Filtering the records below, copy only those lines that include the word "kommunens".

--*--

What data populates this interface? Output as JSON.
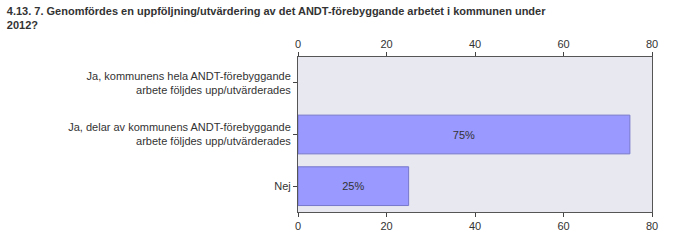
{
  "chart_data": {
    "type": "bar",
    "orientation": "horizontal",
    "title": "4.13. 7. Genomfördes en uppföljning/utvärdering av det ANDT-förebyggande arbetet i kommunen under 2012?",
    "categories": [
      "Ja, kommunens hela ANDT-förebyggande arbete följdes upp/utvärderades",
      "Ja, delar av kommunens ANDT-förebyggande arbete följdes upp/utvärderades",
      "Nej"
    ],
    "values": [
      null,
      75,
      25
    ],
    "value_labels": [
      null,
      "75%",
      "25%"
    ],
    "data_labels": true,
    "color": "#9999ff",
    "xlim": [
      0,
      80
    ],
    "xticks": [
      0,
      20,
      40,
      60,
      80
    ],
    "grid": false
  }
}
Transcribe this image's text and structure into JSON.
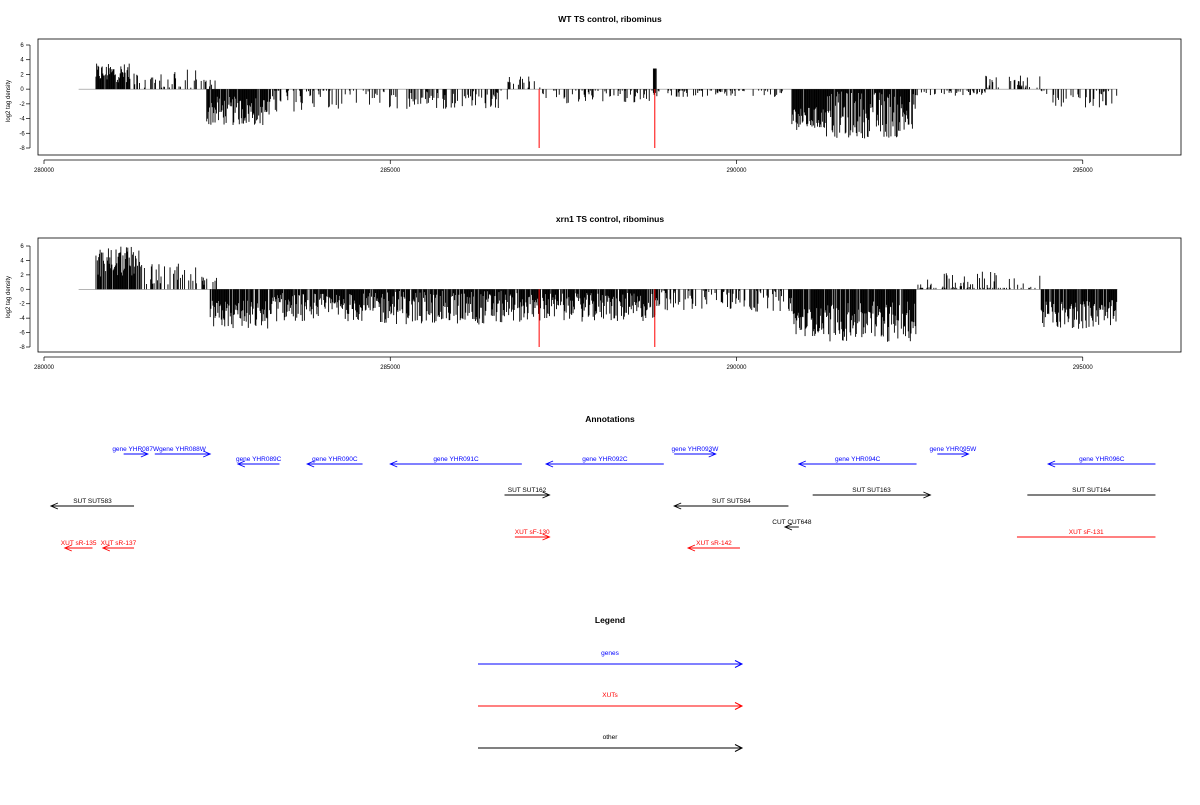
{
  "chart_data": [
    {
      "type": "bar",
      "title": "WT TS control, ribominus",
      "ylabel": "log2 tag density",
      "xlim": [
        280000,
        296000
      ],
      "ylim": [
        -8,
        7
      ],
      "yticks": [
        -8,
        -6,
        -4,
        -2,
        0,
        2,
        4,
        6
      ],
      "xticks": [
        280000,
        285000,
        290000,
        295000
      ],
      "bar_color": "#000000",
      "marker_color": "#ff0000",
      "red_markers": [
        {
          "x": 287150,
          "y": -8
        },
        {
          "x": 288820,
          "y": -8
        }
      ],
      "coverage_segments": [
        {
          "from": 280750,
          "to": 281250,
          "mean": 2.2,
          "max": 3.8
        },
        {
          "from": 281250,
          "to": 281700,
          "mean": 1.2,
          "max": 2.5
        },
        {
          "from": 281700,
          "to": 282200,
          "mean": 1.4,
          "max": 3.2
        },
        {
          "from": 282200,
          "to": 282500,
          "mean": 0.8,
          "max": 1.5
        },
        {
          "from": 282350,
          "to": 283300,
          "mean": -3.0,
          "max": -5.5
        },
        {
          "from": 283300,
          "to": 284900,
          "mean": -1.3,
          "max": -3.5
        },
        {
          "from": 284900,
          "to": 286700,
          "mean": -1.4,
          "max": -3.0
        },
        {
          "from": 286700,
          "to": 287200,
          "mean": 0.8,
          "max": 2.0
        },
        {
          "from": 287200,
          "to": 288900,
          "mean": -0.8,
          "max": -2.2
        },
        {
          "from": 288800,
          "to": 288850,
          "mean": 2.8,
          "max": 2.8
        },
        {
          "from": 289000,
          "to": 290800,
          "mean": -0.5,
          "max": -1.2
        },
        {
          "from": 290800,
          "to": 291300,
          "mean": -4.0,
          "max": -6.0
        },
        {
          "from": 291300,
          "to": 292600,
          "mean": -3.5,
          "max": -7.5
        },
        {
          "from": 292600,
          "to": 293600,
          "mean": -0.5,
          "max": -1.0
        },
        {
          "from": 293600,
          "to": 294400,
          "mean": 1.0,
          "max": 2.3
        },
        {
          "from": 294400,
          "to": 295500,
          "mean": -1.2,
          "max": -2.8
        }
      ]
    },
    {
      "type": "bar",
      "title": "xrn1 TS control, ribominus",
      "ylabel": "log2 tag density",
      "xlim": [
        280000,
        296000
      ],
      "ylim": [
        -8,
        7
      ],
      "yticks": [
        -8,
        -6,
        -4,
        -2,
        0,
        2,
        4,
        6
      ],
      "xticks": [
        280000,
        285000,
        290000,
        295000
      ],
      "bar_color": "#000000",
      "marker_color": "#ff0000",
      "red_markers": [
        {
          "x": 287150,
          "y": -8
        },
        {
          "x": 288820,
          "y": -8
        }
      ],
      "coverage_segments": [
        {
          "from": 280750,
          "to": 281400,
          "mean": 3.8,
          "max": 6.5
        },
        {
          "from": 281400,
          "to": 282200,
          "mean": 2.0,
          "max": 4.0
        },
        {
          "from": 282200,
          "to": 282500,
          "mean": 1.0,
          "max": 2.0
        },
        {
          "from": 282400,
          "to": 283300,
          "mean": -3.5,
          "max": -6.0
        },
        {
          "from": 283300,
          "to": 284800,
          "mean": -2.5,
          "max": -5.0
        },
        {
          "from": 284800,
          "to": 286700,
          "mean": -2.5,
          "max": -5.5
        },
        {
          "from": 286700,
          "to": 288900,
          "mean": -2.5,
          "max": -5.0
        },
        {
          "from": 288900,
          "to": 290800,
          "mean": -1.5,
          "max": -3.5
        },
        {
          "from": 290800,
          "to": 291300,
          "mean": -4.5,
          "max": -7.0
        },
        {
          "from": 291300,
          "to": 292600,
          "mean": -4.5,
          "max": -8.0
        },
        {
          "from": 292600,
          "to": 294400,
          "mean": 0.5,
          "max": 3.0
        },
        {
          "from": 294400,
          "to": 295500,
          "mean": -3.5,
          "max": -6.0
        }
      ]
    }
  ],
  "annotations": {
    "title": "Annotations",
    "colors": {
      "genes": "#0000ff",
      "XUTs": "#ff0000",
      "other": "#000000"
    },
    "features": [
      {
        "label": "gene YHR087W",
        "type": "genes",
        "from": 281150,
        "to": 281500,
        "dir": "right",
        "row": 0
      },
      {
        "label": "gene YHR088W",
        "type": "genes",
        "from": 281600,
        "to": 282400,
        "dir": "right",
        "row": 0
      },
      {
        "label": "gene YHR089C",
        "type": "genes",
        "from": 282800,
        "to": 283400,
        "dir": "left",
        "row": 1
      },
      {
        "label": "gene YHR090C",
        "type": "genes",
        "from": 283800,
        "to": 284600,
        "dir": "left",
        "row": 1
      },
      {
        "label": "gene YHR091C",
        "type": "genes",
        "from": 285000,
        "to": 286900,
        "dir": "left",
        "row": 1
      },
      {
        "label": "gene YHR092C",
        "type": "genes",
        "from": 287250,
        "to": 288950,
        "dir": "left",
        "row": 1
      },
      {
        "label": "gene YHR093W",
        "type": "genes",
        "from": 289100,
        "to": 289700,
        "dir": "right",
        "row": 0
      },
      {
        "label": "gene YHR094C",
        "type": "genes",
        "from": 290900,
        "to": 292600,
        "dir": "left",
        "row": 1
      },
      {
        "label": "gene YHR095W",
        "type": "genes",
        "from": 292900,
        "to": 293350,
        "dir": "right",
        "row": 0
      },
      {
        "label": "gene YHR096C",
        "type": "genes",
        "from": 294500,
        "to": 296050,
        "dir": "left",
        "row": 1
      },
      {
        "label": "SUT SUT583",
        "type": "other",
        "from": 280100,
        "to": 281300,
        "dir": "left",
        "row": 3
      },
      {
        "label": "SUT SUT162",
        "type": "other",
        "from": 286650,
        "to": 287300,
        "dir": "right",
        "row": 2
      },
      {
        "label": "SUT SUT584",
        "type": "other",
        "from": 289100,
        "to": 290750,
        "dir": "left",
        "row": 3
      },
      {
        "label": "SUT SUT163",
        "type": "other",
        "from": 291100,
        "to": 292800,
        "dir": "right",
        "row": 2
      },
      {
        "label": "SUT SUT164",
        "type": "other",
        "from": 294200,
        "to": 296050,
        "dir": "none",
        "row": 2
      },
      {
        "label": "CUT CUT648",
        "type": "other",
        "from": 290700,
        "to": 290900,
        "dir": "left",
        "row": 4
      },
      {
        "label": "XUT sR-135",
        "type": "XUTs",
        "from": 280300,
        "to": 280700,
        "dir": "left",
        "row": 6
      },
      {
        "label": "XUT sR-137",
        "type": "XUTs",
        "from": 280850,
        "to": 281300,
        "dir": "left",
        "row": 6
      },
      {
        "label": "XUT sF-130",
        "type": "XUTs",
        "from": 286800,
        "to": 287300,
        "dir": "right",
        "row": 5
      },
      {
        "label": "XUT sR-142",
        "type": "XUTs",
        "from": 289300,
        "to": 290050,
        "dir": "left",
        "row": 6
      },
      {
        "label": "XUT sF-131",
        "type": "XUTs",
        "from": 294050,
        "to": 296050,
        "dir": "none",
        "row": 5
      }
    ]
  },
  "legend": {
    "title": "Legend",
    "items": [
      {
        "label": "genes",
        "color": "#0000ff"
      },
      {
        "label": "XUTs",
        "color": "#ff0000"
      },
      {
        "label": "other",
        "color": "#000000"
      }
    ]
  }
}
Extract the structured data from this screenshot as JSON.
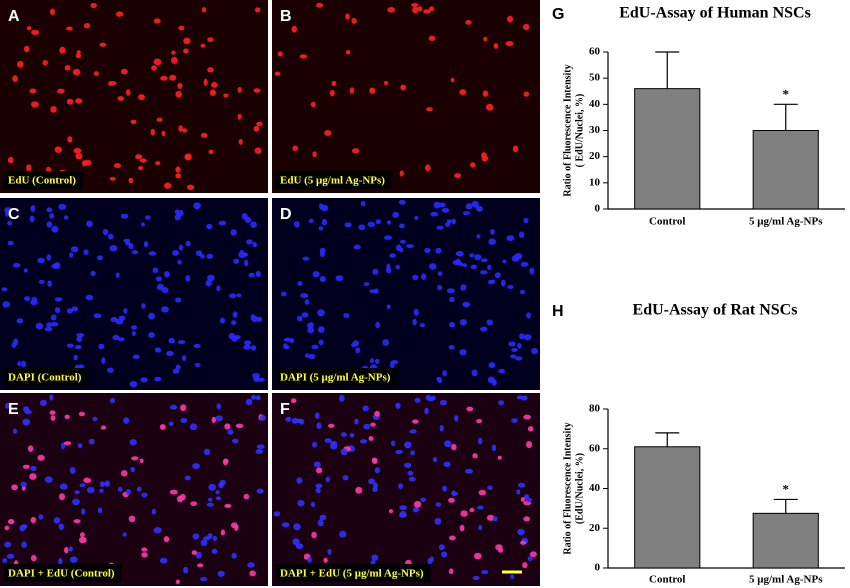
{
  "panels": [
    {
      "letter": "A",
      "caption": "EdU (Control)"
    },
    {
      "letter": "B",
      "caption": "EdU (5 μg/ml Ag-NPs)"
    },
    {
      "letter": "C",
      "caption": "DAPI (Control)"
    },
    {
      "letter": "D",
      "caption": "DAPI (5 μg/ml Ag-NPs)"
    },
    {
      "letter": "E",
      "caption": "DAPI + EdU (Control)"
    },
    {
      "letter": "F",
      "caption": "DAPI + EdU (5 μg/ml Ag-NPs)"
    }
  ],
  "chart_data": [
    {
      "type": "bar",
      "panel_label": "G",
      "title": "EdU-Assay of Human NSCs",
      "ylabel": [
        "Ratio of Fluorescence Intensity",
        "( EdU/Nuclei, %)"
      ],
      "categories": [
        "Control",
        "5 μg/ml Ag-NPs"
      ],
      "values": [
        46,
        30
      ],
      "errors": [
        14,
        10
      ],
      "annotations": [
        null,
        "*"
      ],
      "color": "#808080",
      "ylim": [
        0,
        60
      ],
      "yticks": [
        0,
        10,
        20,
        30,
        40,
        50,
        60
      ]
    },
    {
      "type": "bar",
      "panel_label": "H",
      "title": "EdU-Assay of Rat NSCs",
      "ylabel": [
        "Ratio of Fluorescence Intensity",
        "(EdU/Nuclei, %)"
      ],
      "categories": [
        "Control",
        "5 μg/ml Ag-NPs"
      ],
      "values": [
        61,
        27.5
      ],
      "errors": [
        7,
        7
      ],
      "annotations": [
        null,
        "*"
      ],
      "color": "#808080",
      "ylim": [
        0,
        80
      ],
      "yticks": [
        0,
        20,
        40,
        60,
        80
      ]
    }
  ]
}
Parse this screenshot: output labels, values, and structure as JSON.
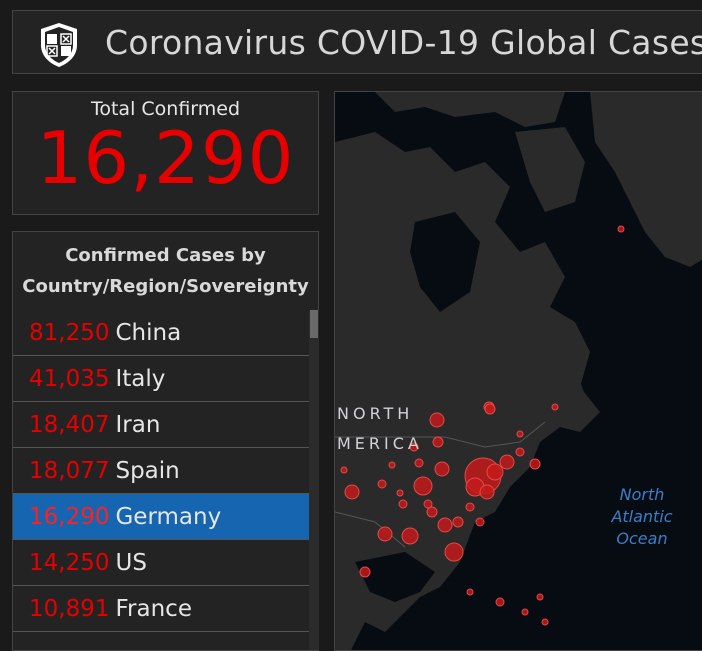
{
  "header": {
    "title": "Coronavirus COVID-19 Global Cases",
    "logo_icon": "university-shield-icon"
  },
  "total": {
    "label": "Total Confirmed",
    "value": "16,290"
  },
  "country_list": {
    "title_line1": "Confirmed Cases by",
    "title_line2": "Country/Region/Sovereignty",
    "items": [
      {
        "count": "81,250",
        "name": "China"
      },
      {
        "count": "41,035",
        "name": "Italy"
      },
      {
        "count": "18,407",
        "name": "Iran"
      },
      {
        "count": "18,077",
        "name": "Spain"
      },
      {
        "count": "16,290",
        "name": "Germany",
        "selected": true
      },
      {
        "count": "14,250",
        "name": "US"
      },
      {
        "count": "10,891",
        "name": "France"
      }
    ]
  },
  "map": {
    "label_north": "NORTH",
    "label_america": "MERICA",
    "ocean_line1": "North",
    "ocean_line2": "Atlantic",
    "ocean_line3": "Ocean"
  },
  "colors": {
    "accent_red": "#e60000",
    "selected_blue": "#1565b0",
    "ocean_text": "#3b7fc9",
    "land": "#2a2a2a",
    "water": "#070b12"
  }
}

--*--

» EXERCISE RESULT
      "Ja, kommunens hela ANDT-förebyggande arbete följdes upp/utvärderades",
      "Ja, delar av kommunens ANDT-förebyggande arbete följdes upp/utvärderades",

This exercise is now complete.